■ Stored records:
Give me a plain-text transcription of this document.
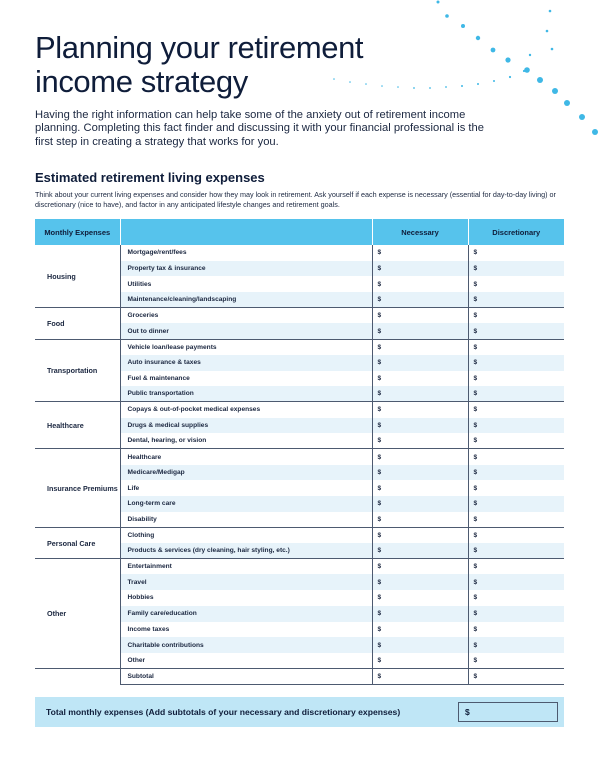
Planning your retirement income strategy

Having the right information can help take some of the anxiety out of retirement income planning. Completing this fact finder and discussing it with your financial professional is the first step in creating a strategy that works for you.

Estimated retirement living expenses

Think about your current living expenses and consider how they may look in retirement. Ask yourself if each expense is necessary (essential for day-to-day living) or discretionary (nice to have), and factor in any anticipated lifestyle changes and retirement goals.

Monthly Expenses		Necessary	Discretionary
Housing	Mortgage/rent/fees	$	$
	Property tax & insurance	$	$
	Utilities	$	$
	Maintenance/cleaning/landscaping	$	$
Food	Groceries	$	$
	Out to dinner	$	$
Transportation	Vehicle loan/lease payments	$	$
	Auto insurance & taxes	$	$
	Fuel & maintenance	$	$
	Public transportation	$	$
Healthcare	Copays & out-of-pocket medical expenses	$	$
	Drugs & medical supplies	$	$
	Dental, hearing, or vision	$	$
Insurance Premiums	Healthcare	$	$
	Medicare/Medigap	$	$
	Life	$	$
	Long-term care	$	$
	Disability	$	$
Personal Care	Clothing	$	$
	Products & services (dry cleaning, hair styling, etc.)	$	$
Other	Entertainment	$	$
	Travel	$	$
	Hobbies	$	$
	Family care/education	$	$
	Income taxes	$	$
	Charitable contributions	$	$
	Other	$	$
	Subtotal	$	$
Total monthly expenses (Add subtotals of your necessary and discretionary expenses)	$
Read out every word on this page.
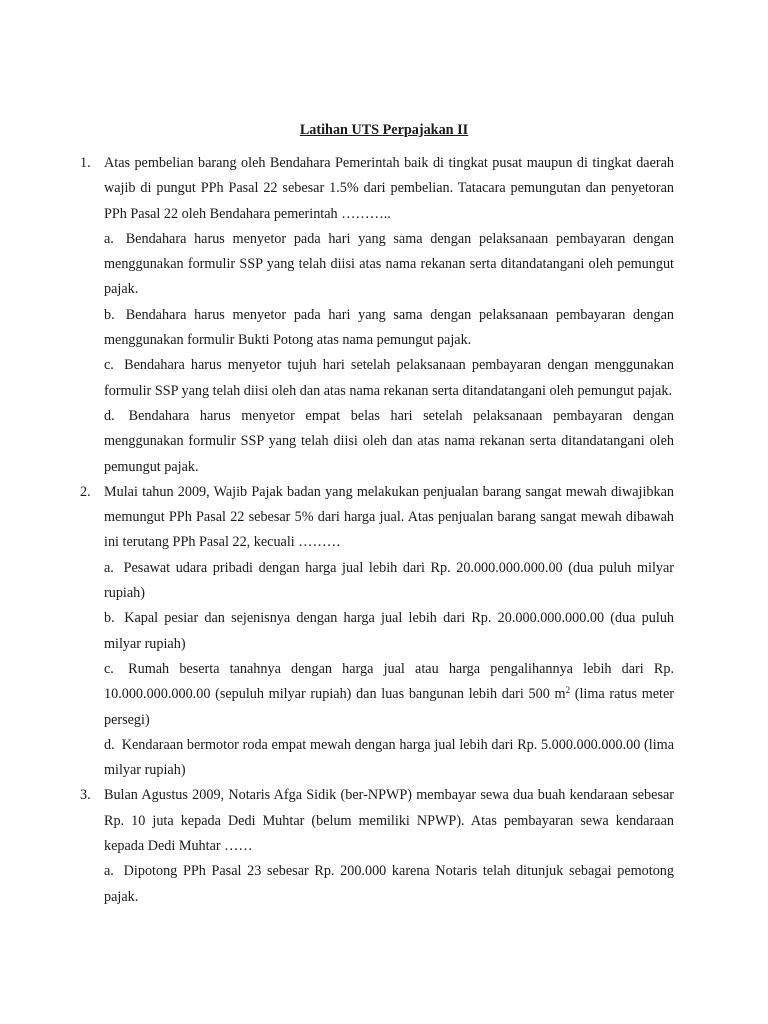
Latihan UTS Perpajakan II
1. Atas pembelian barang oleh Bendahara Pemerintah baik di tingkat pusat maupun di tingkat daerah wajib di pungut PPh Pasal 22 sebesar 1.5% dari pembelian. Tatacara pemungutan dan penyetoran PPh Pasal 22 oleh Bendahara pemerintah ………..
a. Bendahara harus menyetor pada hari yang sama dengan pelaksanaan pembayaran dengan menggunakan formulir SSP yang telah diisi atas nama rekanan serta ditandatangani oleh pemungut pajak.
b. Bendahara harus menyetor pada hari yang sama dengan pelaksanaan pembayaran dengan menggunakan formulir Bukti Potong atas nama pemungut pajak.
c. Bendahara harus menyetor tujuh hari setelah pelaksanaan pembayaran dengan menggunakan formulir SSP yang telah diisi oleh dan atas nama rekanan serta ditandatangani oleh pemungut pajak.
d. Bendahara harus menyetor empat belas hari setelah pelaksanaan pembayaran dengan menggunakan formulir SSP yang telah diisi oleh dan atas nama rekanan serta ditandatangani oleh pemungut pajak.
2. Mulai tahun 2009, Wajib Pajak badan yang melakukan penjualan barang sangat mewah diwajibkan memungut PPh Pasal 22 sebesar 5% dari harga jual. Atas penjualan barang sangat mewah dibawah ini terutang PPh Pasal 22, kecuali ………
a. Pesawat udara pribadi dengan harga jual lebih dari Rp. 20.000.000.000.00 (dua puluh milyar rupiah)
b. Kapal pesiar dan sejenisnya dengan harga jual lebih dari Rp. 20.000.000.000.00 (dua puluh milyar rupiah)
c. Rumah beserta tanahnya dengan harga jual atau harga pengalihannya lebih dari Rp. 10.000.000.000.00 (sepuluh milyar rupiah) dan luas bangunan lebih dari 500 $m^2$ (lima ratus meter persegi)
d. Kendaraan bermotor roda empat mewah dengan harga jual lebih dari Rp. 5.000.000.000.00 (lima milyar rupiah)
3. Bulan Agustus 2009, Notaris Afga Sidik (ber-NPWP) membayar sewa dua buah kendaraan sebesar Rp. 10 juta kepada Dedi Muhtar (belum memiliki NPWP). Atas pembayaran sewa kendaraan kepada Dedi Muhtar ……
a. Dipotong PPh Pasal 23 sebesar Rp. 200.000 karena Notaris telah ditunjuk sebagai pemotong pajak.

■ The task: Quote the material word for word, dropping any images it holds.

■ Exercise response:
Give me a plain-text transcription of this document.
Planning your retirement income strategy

Having the right information can help take some of the anxiety out of retirement income planning. Completing this fact finder and discussing it with your financial professional is the first step in creating a strategy that works for you.

Estimated retirement living expenses

Think about your current living expenses and consider how they may look in retirement. Ask yourself if each expense is necessary (essential for day-to-day living) or discretionary (nice to have), and factor in any anticipated lifestyle changes and retirement goals.

Monthly Expenses		Necessary	Discretionary
Housing	Mortgage/rent/fees	$	$
	Property tax & insurance	$	$
	Utilities	$	$
	Maintenance/cleaning/landscaping	$	$
Food	Groceries	$	$
	Out to dinner	$	$
Transportation	Vehicle loan/lease payments	$	$
	Auto insurance & taxes	$	$
	Fuel & maintenance	$	$
	Public transportation	$	$
Healthcare	Copays & out-of-pocket medical expenses	$	$
	Drugs & medical supplies	$	$
	Dental, hearing, or vision	$	$
Insurance Premiums	Healthcare	$	$
	Medicare/Medigap	$	$
	Life	$	$
	Long-term care	$	$
	Disability	$	$
Personal Care	Clothing	$	$
	Products & services (dry cleaning, hair styling, etc.)	$	$
Other	Entertainment	$	$
	Travel	$	$
	Hobbies	$	$
	Family care/education	$	$
	Income taxes	$	$
	Charitable contributions	$	$
	Other	$	$
	Subtotal	$	$
Total monthly expenses (Add subtotals of your necessary and discretionary expenses)	$
Read out every word on this page.
Latihan UTS Perpajakan II
1. Atas pembelian barang oleh Bendahara Pemerintah baik di tingkat pusat maupun di tingkat daerah wajib di pungut PPh Pasal 22 sebesar 1.5% dari pembelian. Tatacara pemungutan dan penyetoran PPh Pasal 22 oleh Bendahara pemerintah ………..
a. Bendahara harus menyetor pada hari yang sama dengan pelaksanaan pembayaran dengan menggunakan formulir SSP yang telah diisi atas nama rekanan serta ditandatangani oleh pemungut pajak.
b. Bendahara harus menyetor pada hari yang sama dengan pelaksanaan pembayaran dengan menggunakan formulir Bukti Potong atas nama pemungut pajak.
c. Bendahara harus menyetor tujuh hari setelah pelaksanaan pembayaran dengan menggunakan formulir SSP yang telah diisi oleh dan atas nama rekanan serta ditandatangani oleh pemungut pajak.
d. Bendahara harus menyetor empat belas hari setelah pelaksanaan pembayaran dengan menggunakan formulir SSP yang telah diisi oleh dan atas nama rekanan serta ditandatangani oleh pemungut pajak.
2. Mulai tahun 2009, Wajib Pajak badan yang melakukan penjualan barang sangat mewah diwajibkan memungut PPh Pasal 22 sebesar 5% dari harga jual. Atas penjualan barang sangat mewah dibawah ini terutang PPh Pasal 22, kecuali ………
a. Pesawat udara pribadi dengan harga jual lebih dari Rp. 20.000.000.000.00 (dua puluh milyar rupiah)
b. Kapal pesiar dan sejenisnya dengan harga jual lebih dari Rp. 20.000.000.000.00 (dua puluh milyar rupiah)
c. Rumah beserta tanahnya dengan harga jual atau harga pengalihannya lebih dari Rp. 10.000.000.000.00 (sepuluh milyar rupiah) dan luas bangunan lebih dari 500 $m^2$ (lima ratus meter persegi)
d. Kendaraan bermotor roda empat mewah dengan harga jual lebih dari Rp. 5.000.000.000.00 (lima milyar rupiah)
3. Bulan Agustus 2009, Notaris Afga Sidik (ber-NPWP) membayar sewa dua buah kendaraan sebesar Rp. 10 juta kepada Dedi Muhtar (belum memiliki NPWP). Atas pembayaran sewa kendaraan kepada Dedi Muhtar ……
a. Dipotong PPh Pasal 23 sebesar Rp. 200.000 karena Notaris telah ditunjuk sebagai pemotong pajak.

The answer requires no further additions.